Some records
^^^^^^^^^^^^^^^^

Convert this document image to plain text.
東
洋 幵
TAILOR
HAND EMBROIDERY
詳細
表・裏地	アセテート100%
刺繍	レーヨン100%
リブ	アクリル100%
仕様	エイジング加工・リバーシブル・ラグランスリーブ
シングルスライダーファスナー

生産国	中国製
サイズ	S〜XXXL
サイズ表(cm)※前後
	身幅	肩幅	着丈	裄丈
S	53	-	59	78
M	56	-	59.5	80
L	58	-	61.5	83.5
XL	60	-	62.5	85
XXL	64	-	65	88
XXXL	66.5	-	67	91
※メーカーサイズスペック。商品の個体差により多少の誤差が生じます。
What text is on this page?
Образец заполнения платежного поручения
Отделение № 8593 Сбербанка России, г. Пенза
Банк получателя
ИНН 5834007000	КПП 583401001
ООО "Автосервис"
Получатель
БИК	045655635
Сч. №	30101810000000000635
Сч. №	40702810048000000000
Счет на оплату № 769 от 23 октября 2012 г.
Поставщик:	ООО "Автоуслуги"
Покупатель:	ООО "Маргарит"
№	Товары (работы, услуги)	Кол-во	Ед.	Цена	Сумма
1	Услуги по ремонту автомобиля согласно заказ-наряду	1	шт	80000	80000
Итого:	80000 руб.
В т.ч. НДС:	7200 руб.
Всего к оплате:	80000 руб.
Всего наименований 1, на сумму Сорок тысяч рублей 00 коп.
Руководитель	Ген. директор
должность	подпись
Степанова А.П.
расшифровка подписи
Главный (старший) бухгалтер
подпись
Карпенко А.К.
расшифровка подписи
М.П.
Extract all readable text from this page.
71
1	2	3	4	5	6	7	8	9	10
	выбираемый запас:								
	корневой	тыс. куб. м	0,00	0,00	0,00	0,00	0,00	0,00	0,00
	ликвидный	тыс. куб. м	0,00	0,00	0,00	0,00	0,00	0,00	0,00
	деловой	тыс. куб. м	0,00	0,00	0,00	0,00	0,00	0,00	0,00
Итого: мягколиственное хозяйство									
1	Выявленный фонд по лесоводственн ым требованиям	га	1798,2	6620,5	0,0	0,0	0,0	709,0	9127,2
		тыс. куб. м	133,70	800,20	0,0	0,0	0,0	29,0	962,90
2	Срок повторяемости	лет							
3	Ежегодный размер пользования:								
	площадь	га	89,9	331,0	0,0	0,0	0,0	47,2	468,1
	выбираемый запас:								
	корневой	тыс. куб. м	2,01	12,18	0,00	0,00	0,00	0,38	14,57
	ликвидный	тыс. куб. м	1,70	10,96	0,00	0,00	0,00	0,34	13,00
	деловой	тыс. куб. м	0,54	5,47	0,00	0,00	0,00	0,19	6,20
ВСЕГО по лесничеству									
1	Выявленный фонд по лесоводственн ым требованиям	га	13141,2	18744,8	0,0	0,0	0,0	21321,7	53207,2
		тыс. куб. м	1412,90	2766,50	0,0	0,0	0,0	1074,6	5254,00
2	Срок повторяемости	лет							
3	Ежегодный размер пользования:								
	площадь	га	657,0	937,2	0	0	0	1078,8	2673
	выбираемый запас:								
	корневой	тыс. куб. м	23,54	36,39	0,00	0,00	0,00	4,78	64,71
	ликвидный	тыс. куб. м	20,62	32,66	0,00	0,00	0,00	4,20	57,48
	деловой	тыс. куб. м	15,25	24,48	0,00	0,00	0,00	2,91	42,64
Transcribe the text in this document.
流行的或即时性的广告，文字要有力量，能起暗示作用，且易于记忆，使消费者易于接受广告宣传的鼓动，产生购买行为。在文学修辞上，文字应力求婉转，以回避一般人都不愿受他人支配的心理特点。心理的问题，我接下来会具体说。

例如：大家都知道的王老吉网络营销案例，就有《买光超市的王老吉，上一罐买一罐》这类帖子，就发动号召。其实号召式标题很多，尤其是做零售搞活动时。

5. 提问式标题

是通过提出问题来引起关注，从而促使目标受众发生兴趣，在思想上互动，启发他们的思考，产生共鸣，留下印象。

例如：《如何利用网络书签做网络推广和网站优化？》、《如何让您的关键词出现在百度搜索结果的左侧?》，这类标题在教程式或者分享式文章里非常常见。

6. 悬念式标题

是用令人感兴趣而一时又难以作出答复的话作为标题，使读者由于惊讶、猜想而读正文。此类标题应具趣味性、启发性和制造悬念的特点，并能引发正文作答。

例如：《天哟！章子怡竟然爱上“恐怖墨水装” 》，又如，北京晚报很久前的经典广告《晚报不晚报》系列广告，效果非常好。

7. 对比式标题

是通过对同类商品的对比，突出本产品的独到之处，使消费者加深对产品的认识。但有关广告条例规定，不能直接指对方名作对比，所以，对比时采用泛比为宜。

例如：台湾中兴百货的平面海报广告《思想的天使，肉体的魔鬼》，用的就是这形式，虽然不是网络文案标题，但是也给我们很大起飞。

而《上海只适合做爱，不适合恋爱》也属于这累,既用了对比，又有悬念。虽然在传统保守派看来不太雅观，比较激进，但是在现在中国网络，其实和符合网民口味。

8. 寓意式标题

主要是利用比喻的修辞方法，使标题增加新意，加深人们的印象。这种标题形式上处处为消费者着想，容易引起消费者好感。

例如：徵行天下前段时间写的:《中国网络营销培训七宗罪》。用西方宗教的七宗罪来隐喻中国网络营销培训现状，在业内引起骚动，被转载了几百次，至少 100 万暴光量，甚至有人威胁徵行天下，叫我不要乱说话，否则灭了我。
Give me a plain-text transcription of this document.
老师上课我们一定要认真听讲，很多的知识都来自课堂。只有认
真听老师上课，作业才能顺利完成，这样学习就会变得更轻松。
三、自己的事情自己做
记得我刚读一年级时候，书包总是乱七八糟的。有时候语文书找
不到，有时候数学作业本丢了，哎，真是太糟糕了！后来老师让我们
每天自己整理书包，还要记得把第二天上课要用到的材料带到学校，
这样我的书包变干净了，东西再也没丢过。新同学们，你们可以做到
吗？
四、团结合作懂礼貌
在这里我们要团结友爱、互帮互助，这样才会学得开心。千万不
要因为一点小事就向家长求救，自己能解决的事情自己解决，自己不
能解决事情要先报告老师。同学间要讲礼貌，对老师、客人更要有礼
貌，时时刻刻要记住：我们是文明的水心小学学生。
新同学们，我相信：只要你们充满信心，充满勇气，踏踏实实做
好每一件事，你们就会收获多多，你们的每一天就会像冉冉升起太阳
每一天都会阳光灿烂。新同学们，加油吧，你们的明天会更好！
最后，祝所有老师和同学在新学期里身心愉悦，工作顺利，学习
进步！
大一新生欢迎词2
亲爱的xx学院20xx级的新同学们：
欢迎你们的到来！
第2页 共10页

^^^^^^^^^^^^^^^^

◆ **Written request**:
Produce an exact copy of all the records.

◆ **Answer below**:
Convert this document image to plain text.
東
洋 幵
TAILOR
HAND EMBROIDERY
詳細
表・裏地	アセテート100%
刺繍	レーヨン100%
リブ	アクリル100%
仕様	エイジング加工・リバーシブル・ラグランスリーブ
シングルスライダーファスナー

生産国	中国製
サイズ	S〜XXXL
サイズ表(cm)※前後
	身幅	肩幅	着丈	裄丈
S	53	-	59	78
M	56	-	59.5	80
L	58	-	61.5	83.5
XL	60	-	62.5	85
XXL	64	-	65	88
XXXL	66.5	-	67	91
※メーカーサイズスペック。商品の個体差により多少の誤差が生じます。
What text is on this page?
Образец заполнения платежного поручения
Отделение № 8593 Сбербанка России, г. Пенза
Банк получателя
ИНН 5834007000	КПП 583401001
ООО "Автосервис"
Получатель
БИК	045655635
Сч. №	30101810000000000635
Сч. №	40702810048000000000
Счет на оплату № 769 от 23 октября 2012 г.
Поставщик:	ООО "Автоуслуги"
Покупатель:	ООО "Маргарит"
№	Товары (работы, услуги)	Кол-во	Ед.	Цена	Сумма
1	Услуги по ремонту автомобиля согласно заказ-наряду	1	шт	80000	80000
Итого:	80000 руб.
В т.ч. НДС:	7200 руб.
Всего к оплате:	80000 руб.
Всего наименований 1, на сумму Сорок тысяч рублей 00 коп.
Руководитель	Ген. директор
должность	подпись
Степанова А.П.
расшифровка подписи
Главный (старший) бухгалтер
подпись
Карпенко А.К.
расшифровка подписи
М.П.
Extract all readable text from this page.
71
1	2	3	4	5	6	7	8	9	10
	выбираемый запас:								
	корневой	тыс. куб. м	0,00	0,00	0,00	0,00	0,00	0,00	0,00
	ликвидный	тыс. куб. м	0,00	0,00	0,00	0,00	0,00	0,00	0,00
	деловой	тыс. куб. м	0,00	0,00	0,00	0,00	0,00	0,00	0,00
Итого: мягколиственное хозяйство									
1	Выявленный фонд по лесоводственн ым требованиям	га	1798,2	6620,5	0,0	0,0	0,0	709,0	9127,2
		тыс. куб. м	133,70	800,20	0,0	0,0	0,0	29,0	962,90
2	Срок повторяемости	лет							
3	Ежегодный размер пользования:								
	площадь	га	89,9	331,0	0,0	0,0	0,0	47,2	468,1
	выбираемый запас:								
	корневой	тыс. куб. м	2,01	12,18	0,00	0,00	0,00	0,38	14,57
	ликвидный	тыс. куб. м	1,70	10,96	0,00	0,00	0,00	0,34	13,00
	деловой	тыс. куб. м	0,54	5,47	0,00	0,00	0,00	0,19	6,20
ВСЕГО по лесничеству									
1	Выявленный фонд по лесоводственн ым требованиям	га	13141,2	18744,8	0,0	0,0	0,0	21321,7	53207,2
		тыс. куб. м	1412,90	2766,50	0,0	0,0	0,0	1074,6	5254,00
2	Срок повторяемости	лет							
3	Ежегодный размер пользования:								
	площадь	га	657,0	937,2	0	0	0	1078,8	2673
	выбираемый запас:								
	корневой	тыс. куб. м	23,54	36,39	0,00	0,00	0,00	4,78	64,71
	ликвидный	тыс. куб. м	20,62	32,66	0,00	0,00	0,00	4,20	57,48
	деловой	тыс. куб. м	15,25	24,48	0,00	0,00	0,00	2,91	42,64
Transcribe the text in this document.
流行的或即时性的广告，文字要有力量，能起暗示作用，且易于记忆，使消费者易于接受广告宣传的鼓动，产生购买行为。在文学修辞上，文字应力求婉转，以回避一般人都不愿受他人支配的心理特点。心理的问题，我接下来会具体说。

例如：大家都知道的王老吉网络营销案例，就有《买光超市的王老吉，上一罐买一罐》这类帖子，就发动号召。其实号召式标题很多，尤其是做零售搞活动时。

5. 提问式标题

是通过提出问题来引起关注，从而促使目标受众发生兴趣，在思想上互动，启发他们的思考，产生共鸣，留下印象。

例如：《如何利用网络书签做网络推广和网站优化？》、《如何让您的关键词出现在百度搜索结果的左侧?》，这类标题在教程式或者分享式文章里非常常见。

6. 悬念式标题

是用令人感兴趣而一时又难以作出答复的话作为标题，使读者由于惊讶、猜想而读正文。此类标题应具趣味性、启发性和制造悬念的特点，并能引发正文作答。

例如：《天哟！章子怡竟然爱上“恐怖墨水装” 》，又如，北京晚报很久前的经典广告《晚报不晚报》系列广告，效果非常好。

7. 对比式标题

是通过对同类商品的对比，突出本产品的独到之处，使消费者加深对产品的认识。但有关广告条例规定，不能直接指对方名作对比，所以，对比时采用泛比为宜。

例如：台湾中兴百货的平面海报广告《思想的天使，肉体的魔鬼》，用的就是这形式，虽然不是网络文案标题，但是也给我们很大起飞。

而《上海只适合做爱，不适合恋爱》也属于这累,既用了对比，又有悬念。虽然在传统保守派看来不太雅观，比较激进，但是在现在中国网络，其实和符合网民口味。

8. 寓意式标题

主要是利用比喻的修辞方法，使标题增加新意，加深人们的印象。这种标题形式上处处为消费者着想，容易引起消费者好感。

例如：徵行天下前段时间写的:《中国网络营销培训七宗罪》。用西方宗教的七宗罪来隐喻中国网络营销培训现状，在业内引起骚动，被转载了几百次，至少 100 万暴光量，甚至有人威胁徵行天下，叫我不要乱说话，否则灭了我。
Give me a plain-text transcription of this document.
老师上课我们一定要认真听讲，很多的知识都来自课堂。只有认
真听老师上课，作业才能顺利完成，这样学习就会变得更轻松。
三、自己的事情自己做
记得我刚读一年级时候，书包总是乱七八糟的。有时候语文书找
不到，有时候数学作业本丢了，哎，真是太糟糕了！后来老师让我们
每天自己整理书包，还要记得把第二天上课要用到的材料带到学校，
这样我的书包变干净了，东西再也没丢过。新同学们，你们可以做到
吗？
四、团结合作懂礼貌
在这里我们要团结友爱、互帮互助，这样才会学得开心。千万不
要因为一点小事就向家长求救，自己能解决的事情自己解决，自己不
能解决事情要先报告老师。同学间要讲礼貌，对老师、客人更要有礼
貌，时时刻刻要记住：我们是文明的水心小学学生。
新同学们，我相信：只要你们充满信心，充满勇气，踏踏实实做
好每一件事，你们就会收获多多，你们的每一天就会像冉冉升起太阳
每一天都会阳光灿烂。新同学们，加油吧，你们的明天会更好！
最后，祝所有老师和同学在新学期里身心愉悦，工作顺利，学习
进步！
大一新生欢迎词2
亲爱的xx学院20xx级的新同学们：
欢迎你们的到来！
第2页 共10页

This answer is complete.